» Provided information
◆ ◆ ◆ ◆ ◆
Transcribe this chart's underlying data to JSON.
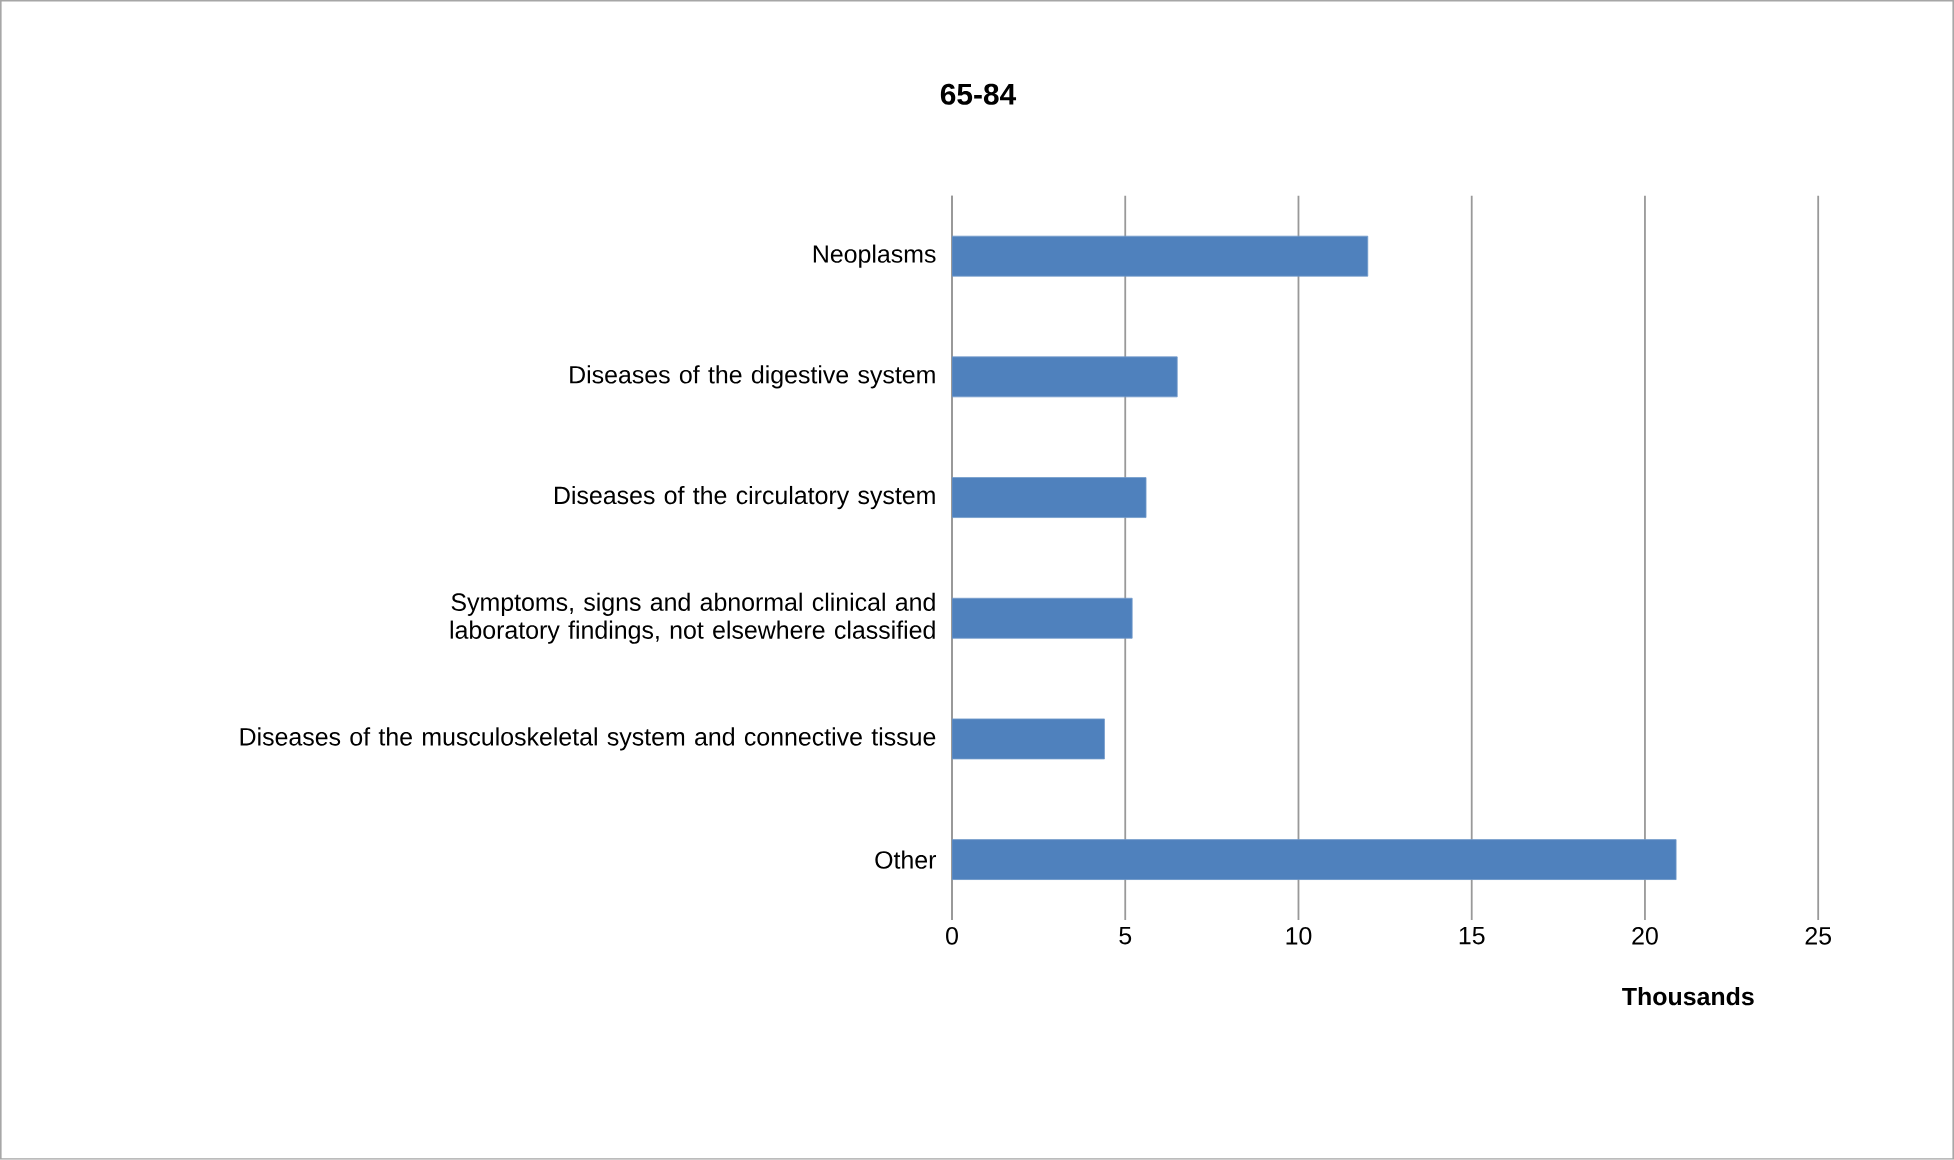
{
  "chart_data": {
    "type": "bar",
    "orientation": "horizontal",
    "title": "65-84",
    "xlabel": "Thousands",
    "categories": [
      "Neoplasms",
      "Diseases of the digestive system",
      "Diseases of the circulatory system",
      "Symptoms, signs and abnormal clinical and laboratory findings, not elsewhere classified",
      "Diseases of the musculoskeletal system and connective tissue",
      "Other"
    ],
    "values": [
      12.0,
      6.5,
      5.6,
      5.2,
      4.4,
      20.9
    ],
    "color": "#4f81bd",
    "xlim": [
      0,
      25
    ],
    "xticks": [
      0,
      5,
      10,
      15,
      20,
      25
    ],
    "grid": "x"
  }
}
◆ ◆ ◆ ◆ ◆
» Instruction
Your task is to repeat the material above exactly, without its pictures.

» Answer to this problem
Transcribe this chart's underlying data to JSON.
{
  "chart_data": {
    "type": "bar",
    "orientation": "horizontal",
    "title": "65-84",
    "xlabel": "Thousands",
    "categories": [
      "Neoplasms",
      "Diseases of the digestive system",
      "Diseases of the circulatory system",
      "Symptoms, signs and abnormal clinical and laboratory findings, not elsewhere classified",
      "Diseases of the musculoskeletal system and connective tissue",
      "Other"
    ],
    "values": [
      12.0,
      6.5,
      5.6,
      5.2,
      4.4,
      20.9
    ],
    "color": "#4f81bd",
    "xlim": [
      0,
      25
    ],
    "xticks": [
      0,
      5,
      10,
      15,
      20,
      25
    ],
    "grid": "x"
  }
}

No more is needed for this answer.